[Passage provided]

- - -

# Leupold's new VX-R vs ??



## doubleaught (Jan 23, 2011)

Has anyone got any experience with Leupold's new VX-R series scopes? I just got my new upper back from Mike at D-tech and am looking to put some sweet optics on it to complete it. Last I had on there was a VX-3 4.5-14 and I really liked it. I'm just debating on whether to go with a VX-R or something like Leupolds AR scope or the Nikoon M223? Any ideas or suggestions welcome.

Thx,

Doubleaught


----------



## youngdon (Mar 10, 2010)

I don't have experience with the VX-R but love the VX-3's, My only suggestion with the NikonM223 is if you decide to go with the circle's instead of the standard crosshair try one first. Some guys love them others do not.


----------



## knapper (Feb 5, 2010)

I have a Burris that is set up with cross hairs that have bullistics marks that are set up for the 223. I have found that they are pretty much right on. One hundred is the first and zero line than it has short lines to indicate out to about 400 yards. I have used it only at 100 and 200 yards and not that much at 200 but, it seems to we right on. Biggest problem I have is remembering that it is the 200 I need to be using.


----------



## doubleaught (Jan 23, 2011)

Many thanks for the replies...I'm gonna be lookin real hard at the vx-r I plan on seein what the guys at Cabelas have to say as well


----------

- - -

Dataset excerpt:

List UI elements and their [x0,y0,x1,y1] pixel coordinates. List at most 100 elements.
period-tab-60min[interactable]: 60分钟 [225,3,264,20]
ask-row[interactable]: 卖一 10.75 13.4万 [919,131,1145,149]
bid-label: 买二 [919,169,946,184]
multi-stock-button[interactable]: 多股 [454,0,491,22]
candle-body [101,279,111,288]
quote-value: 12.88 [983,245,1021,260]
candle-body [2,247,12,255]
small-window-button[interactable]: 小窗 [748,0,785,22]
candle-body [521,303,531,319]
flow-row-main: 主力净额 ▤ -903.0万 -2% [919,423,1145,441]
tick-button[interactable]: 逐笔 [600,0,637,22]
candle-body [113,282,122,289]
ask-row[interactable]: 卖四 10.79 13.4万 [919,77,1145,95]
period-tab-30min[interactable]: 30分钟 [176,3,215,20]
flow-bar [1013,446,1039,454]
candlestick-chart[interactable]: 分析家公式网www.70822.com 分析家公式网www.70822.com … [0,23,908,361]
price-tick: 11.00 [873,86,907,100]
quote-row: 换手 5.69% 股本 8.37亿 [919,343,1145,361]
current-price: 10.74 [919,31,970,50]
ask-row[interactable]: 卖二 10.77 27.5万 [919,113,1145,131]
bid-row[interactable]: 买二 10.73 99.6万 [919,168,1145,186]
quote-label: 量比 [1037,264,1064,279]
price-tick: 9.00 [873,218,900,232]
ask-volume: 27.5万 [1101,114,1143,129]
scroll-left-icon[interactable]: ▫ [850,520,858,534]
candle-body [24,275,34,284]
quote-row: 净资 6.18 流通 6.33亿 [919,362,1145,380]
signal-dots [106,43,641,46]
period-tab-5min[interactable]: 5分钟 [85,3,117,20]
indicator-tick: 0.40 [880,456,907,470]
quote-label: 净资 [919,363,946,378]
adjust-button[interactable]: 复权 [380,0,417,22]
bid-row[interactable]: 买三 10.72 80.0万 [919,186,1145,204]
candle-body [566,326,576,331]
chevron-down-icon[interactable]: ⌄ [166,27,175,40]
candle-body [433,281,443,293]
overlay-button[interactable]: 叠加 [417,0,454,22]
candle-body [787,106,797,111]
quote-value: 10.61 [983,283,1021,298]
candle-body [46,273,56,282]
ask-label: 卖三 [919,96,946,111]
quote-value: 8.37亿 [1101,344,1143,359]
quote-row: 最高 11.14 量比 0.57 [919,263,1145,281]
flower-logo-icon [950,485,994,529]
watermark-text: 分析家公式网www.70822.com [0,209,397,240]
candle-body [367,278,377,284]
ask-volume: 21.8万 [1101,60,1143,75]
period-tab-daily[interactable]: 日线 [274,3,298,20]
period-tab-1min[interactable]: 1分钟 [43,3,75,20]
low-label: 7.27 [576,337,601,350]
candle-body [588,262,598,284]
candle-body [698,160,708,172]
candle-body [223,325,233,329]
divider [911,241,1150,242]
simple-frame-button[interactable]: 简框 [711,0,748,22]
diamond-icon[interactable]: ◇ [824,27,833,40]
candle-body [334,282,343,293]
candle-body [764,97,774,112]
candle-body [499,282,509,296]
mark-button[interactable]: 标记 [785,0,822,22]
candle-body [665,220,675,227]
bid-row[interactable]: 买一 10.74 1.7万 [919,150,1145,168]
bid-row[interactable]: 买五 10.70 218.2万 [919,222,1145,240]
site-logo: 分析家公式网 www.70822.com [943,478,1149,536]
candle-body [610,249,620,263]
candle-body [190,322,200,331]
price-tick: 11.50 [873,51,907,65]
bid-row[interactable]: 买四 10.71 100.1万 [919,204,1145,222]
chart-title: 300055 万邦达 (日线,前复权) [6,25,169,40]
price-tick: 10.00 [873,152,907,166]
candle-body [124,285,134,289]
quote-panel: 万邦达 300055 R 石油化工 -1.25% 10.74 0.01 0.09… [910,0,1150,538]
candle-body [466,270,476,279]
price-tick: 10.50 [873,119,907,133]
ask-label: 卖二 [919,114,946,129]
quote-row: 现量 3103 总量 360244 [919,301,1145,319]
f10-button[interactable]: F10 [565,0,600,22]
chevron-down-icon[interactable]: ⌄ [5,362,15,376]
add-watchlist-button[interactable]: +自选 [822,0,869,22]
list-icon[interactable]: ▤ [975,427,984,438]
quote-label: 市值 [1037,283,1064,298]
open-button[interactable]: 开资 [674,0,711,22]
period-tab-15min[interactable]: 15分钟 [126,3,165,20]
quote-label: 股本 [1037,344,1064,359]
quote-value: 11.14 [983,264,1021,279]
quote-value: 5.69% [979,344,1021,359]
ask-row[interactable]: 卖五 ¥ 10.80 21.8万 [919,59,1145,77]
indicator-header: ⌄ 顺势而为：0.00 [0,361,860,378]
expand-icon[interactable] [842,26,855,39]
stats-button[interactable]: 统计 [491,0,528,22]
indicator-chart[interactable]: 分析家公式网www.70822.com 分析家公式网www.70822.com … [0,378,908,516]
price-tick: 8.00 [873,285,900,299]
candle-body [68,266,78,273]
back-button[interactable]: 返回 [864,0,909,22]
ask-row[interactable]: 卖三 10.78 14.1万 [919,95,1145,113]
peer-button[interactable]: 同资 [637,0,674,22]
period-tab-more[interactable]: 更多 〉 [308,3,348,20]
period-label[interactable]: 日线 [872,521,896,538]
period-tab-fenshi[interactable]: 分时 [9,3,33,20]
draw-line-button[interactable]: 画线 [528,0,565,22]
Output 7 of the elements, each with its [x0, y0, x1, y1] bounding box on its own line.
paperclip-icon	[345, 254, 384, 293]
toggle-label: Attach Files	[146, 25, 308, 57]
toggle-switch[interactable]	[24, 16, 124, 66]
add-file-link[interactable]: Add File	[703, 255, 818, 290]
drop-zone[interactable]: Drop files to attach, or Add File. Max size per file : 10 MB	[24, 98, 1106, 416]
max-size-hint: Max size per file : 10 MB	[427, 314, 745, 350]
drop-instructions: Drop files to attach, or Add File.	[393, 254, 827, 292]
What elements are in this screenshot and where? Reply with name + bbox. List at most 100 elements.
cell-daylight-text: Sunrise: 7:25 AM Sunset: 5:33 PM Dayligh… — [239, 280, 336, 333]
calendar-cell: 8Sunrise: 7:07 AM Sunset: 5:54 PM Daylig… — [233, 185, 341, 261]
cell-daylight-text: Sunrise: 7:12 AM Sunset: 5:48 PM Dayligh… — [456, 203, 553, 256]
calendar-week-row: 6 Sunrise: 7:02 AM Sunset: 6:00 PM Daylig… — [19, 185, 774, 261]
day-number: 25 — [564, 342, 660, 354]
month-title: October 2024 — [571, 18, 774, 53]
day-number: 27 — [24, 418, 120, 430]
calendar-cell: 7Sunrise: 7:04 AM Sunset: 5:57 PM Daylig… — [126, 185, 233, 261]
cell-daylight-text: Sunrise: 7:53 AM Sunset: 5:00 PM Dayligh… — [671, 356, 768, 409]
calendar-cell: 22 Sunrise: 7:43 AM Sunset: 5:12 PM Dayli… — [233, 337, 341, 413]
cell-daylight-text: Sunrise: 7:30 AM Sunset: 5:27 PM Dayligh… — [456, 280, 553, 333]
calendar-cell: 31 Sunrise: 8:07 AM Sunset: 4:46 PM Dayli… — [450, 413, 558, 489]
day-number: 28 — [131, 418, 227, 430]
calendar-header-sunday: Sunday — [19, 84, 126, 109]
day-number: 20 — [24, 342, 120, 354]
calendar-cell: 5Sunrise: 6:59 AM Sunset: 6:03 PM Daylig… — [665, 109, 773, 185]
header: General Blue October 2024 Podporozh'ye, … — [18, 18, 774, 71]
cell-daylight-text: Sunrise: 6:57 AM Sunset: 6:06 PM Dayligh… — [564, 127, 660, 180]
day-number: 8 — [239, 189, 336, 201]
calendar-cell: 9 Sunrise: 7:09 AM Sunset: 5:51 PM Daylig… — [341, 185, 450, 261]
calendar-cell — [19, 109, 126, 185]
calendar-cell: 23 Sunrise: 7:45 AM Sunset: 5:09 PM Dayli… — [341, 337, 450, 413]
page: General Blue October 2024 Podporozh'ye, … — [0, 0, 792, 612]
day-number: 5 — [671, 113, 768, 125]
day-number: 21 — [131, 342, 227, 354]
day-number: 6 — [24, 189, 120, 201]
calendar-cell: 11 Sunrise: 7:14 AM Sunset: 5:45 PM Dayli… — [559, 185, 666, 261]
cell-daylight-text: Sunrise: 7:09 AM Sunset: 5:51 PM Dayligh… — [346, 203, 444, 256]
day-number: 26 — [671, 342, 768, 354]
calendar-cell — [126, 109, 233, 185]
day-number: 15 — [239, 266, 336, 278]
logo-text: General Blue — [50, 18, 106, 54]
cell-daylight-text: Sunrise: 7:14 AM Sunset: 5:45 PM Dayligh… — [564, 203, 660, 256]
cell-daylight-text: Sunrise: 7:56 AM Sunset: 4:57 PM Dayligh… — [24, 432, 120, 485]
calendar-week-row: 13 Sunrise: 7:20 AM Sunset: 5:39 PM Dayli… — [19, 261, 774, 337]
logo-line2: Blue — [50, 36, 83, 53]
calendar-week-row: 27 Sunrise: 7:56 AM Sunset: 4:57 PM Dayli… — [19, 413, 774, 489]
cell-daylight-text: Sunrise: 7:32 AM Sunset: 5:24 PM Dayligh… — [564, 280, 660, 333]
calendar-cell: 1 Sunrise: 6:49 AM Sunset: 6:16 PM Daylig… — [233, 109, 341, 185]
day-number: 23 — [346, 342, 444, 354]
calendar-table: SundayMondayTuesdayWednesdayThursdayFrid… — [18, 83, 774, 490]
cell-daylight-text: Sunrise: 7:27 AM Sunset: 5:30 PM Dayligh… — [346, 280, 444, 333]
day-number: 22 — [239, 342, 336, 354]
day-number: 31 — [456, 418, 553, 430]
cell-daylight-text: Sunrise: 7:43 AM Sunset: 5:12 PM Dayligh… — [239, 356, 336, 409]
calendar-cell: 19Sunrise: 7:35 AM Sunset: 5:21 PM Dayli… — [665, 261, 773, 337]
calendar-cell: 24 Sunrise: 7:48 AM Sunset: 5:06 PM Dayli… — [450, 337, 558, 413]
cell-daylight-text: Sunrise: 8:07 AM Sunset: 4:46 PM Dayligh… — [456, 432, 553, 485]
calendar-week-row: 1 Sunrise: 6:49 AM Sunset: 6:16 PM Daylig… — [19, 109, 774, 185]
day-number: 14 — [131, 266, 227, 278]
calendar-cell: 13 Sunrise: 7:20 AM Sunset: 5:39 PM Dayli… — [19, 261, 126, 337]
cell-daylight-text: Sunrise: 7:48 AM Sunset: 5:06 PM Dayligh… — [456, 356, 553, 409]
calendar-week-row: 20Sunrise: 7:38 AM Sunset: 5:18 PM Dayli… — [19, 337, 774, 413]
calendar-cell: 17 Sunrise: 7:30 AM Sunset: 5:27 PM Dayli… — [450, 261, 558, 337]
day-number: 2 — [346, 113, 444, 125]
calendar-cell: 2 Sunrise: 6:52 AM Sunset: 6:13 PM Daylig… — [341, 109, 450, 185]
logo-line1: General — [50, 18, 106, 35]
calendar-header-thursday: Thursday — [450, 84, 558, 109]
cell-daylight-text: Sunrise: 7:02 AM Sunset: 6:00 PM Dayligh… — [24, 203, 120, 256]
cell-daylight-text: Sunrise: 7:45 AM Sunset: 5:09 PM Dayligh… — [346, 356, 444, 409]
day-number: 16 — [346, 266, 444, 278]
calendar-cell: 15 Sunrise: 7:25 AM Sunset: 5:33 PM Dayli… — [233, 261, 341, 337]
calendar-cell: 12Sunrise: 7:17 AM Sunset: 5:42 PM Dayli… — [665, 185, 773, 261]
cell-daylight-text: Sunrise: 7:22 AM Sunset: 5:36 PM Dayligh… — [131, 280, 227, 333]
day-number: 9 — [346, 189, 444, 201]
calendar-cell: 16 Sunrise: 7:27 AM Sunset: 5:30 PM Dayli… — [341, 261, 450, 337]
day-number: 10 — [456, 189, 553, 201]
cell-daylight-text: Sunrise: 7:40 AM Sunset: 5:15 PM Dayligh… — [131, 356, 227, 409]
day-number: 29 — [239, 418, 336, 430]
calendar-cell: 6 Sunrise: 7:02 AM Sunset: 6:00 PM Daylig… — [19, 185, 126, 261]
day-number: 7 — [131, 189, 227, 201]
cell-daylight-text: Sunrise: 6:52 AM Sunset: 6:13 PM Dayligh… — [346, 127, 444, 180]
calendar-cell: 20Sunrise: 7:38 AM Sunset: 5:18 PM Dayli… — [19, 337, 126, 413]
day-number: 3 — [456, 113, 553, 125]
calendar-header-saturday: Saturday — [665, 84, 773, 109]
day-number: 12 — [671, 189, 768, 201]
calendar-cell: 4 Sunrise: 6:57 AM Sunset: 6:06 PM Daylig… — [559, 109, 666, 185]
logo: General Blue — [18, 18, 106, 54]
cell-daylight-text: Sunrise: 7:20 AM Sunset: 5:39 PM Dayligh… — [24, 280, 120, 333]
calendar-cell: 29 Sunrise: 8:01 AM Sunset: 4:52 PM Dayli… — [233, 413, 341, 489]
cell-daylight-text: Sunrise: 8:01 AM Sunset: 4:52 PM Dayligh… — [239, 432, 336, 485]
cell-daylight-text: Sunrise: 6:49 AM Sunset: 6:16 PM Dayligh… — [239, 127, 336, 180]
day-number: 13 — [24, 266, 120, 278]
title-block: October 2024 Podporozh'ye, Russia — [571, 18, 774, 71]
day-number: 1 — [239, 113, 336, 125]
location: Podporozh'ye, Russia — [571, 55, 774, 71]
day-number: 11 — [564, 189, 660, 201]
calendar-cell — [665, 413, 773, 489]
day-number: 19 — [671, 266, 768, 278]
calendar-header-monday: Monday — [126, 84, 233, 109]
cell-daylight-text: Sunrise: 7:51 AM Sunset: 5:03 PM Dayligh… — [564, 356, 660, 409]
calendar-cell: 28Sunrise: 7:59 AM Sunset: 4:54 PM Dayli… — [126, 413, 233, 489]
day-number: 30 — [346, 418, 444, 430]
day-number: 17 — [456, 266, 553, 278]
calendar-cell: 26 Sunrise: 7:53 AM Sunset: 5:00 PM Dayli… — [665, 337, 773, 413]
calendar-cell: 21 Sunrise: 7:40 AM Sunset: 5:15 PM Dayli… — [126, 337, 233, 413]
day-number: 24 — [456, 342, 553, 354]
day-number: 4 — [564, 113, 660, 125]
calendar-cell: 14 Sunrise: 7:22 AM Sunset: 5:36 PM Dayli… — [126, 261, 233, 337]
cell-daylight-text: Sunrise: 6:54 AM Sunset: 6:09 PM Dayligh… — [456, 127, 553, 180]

- - -

[Problems]
1. In the forum thread, what scope did doubleaught last have on the upper?
2. Copy the forum thread word for word from "## youngdon (Mar" up to and including "(Feb 5, 2010)".
None of the lines matter here.

[Answers for the exercise]
1. A Leupold VX-3 4.5-14.

2.
## youngdon (Mar 10, 2010)

I don't have experience with the VX-R but love the VX-3's, My only suggestion with the NikonM223 is if you decide to go with the circle's instead of the standard crosshair try one first. Some guys love them others do not.


----------



## knapper (Feb 5, 2010)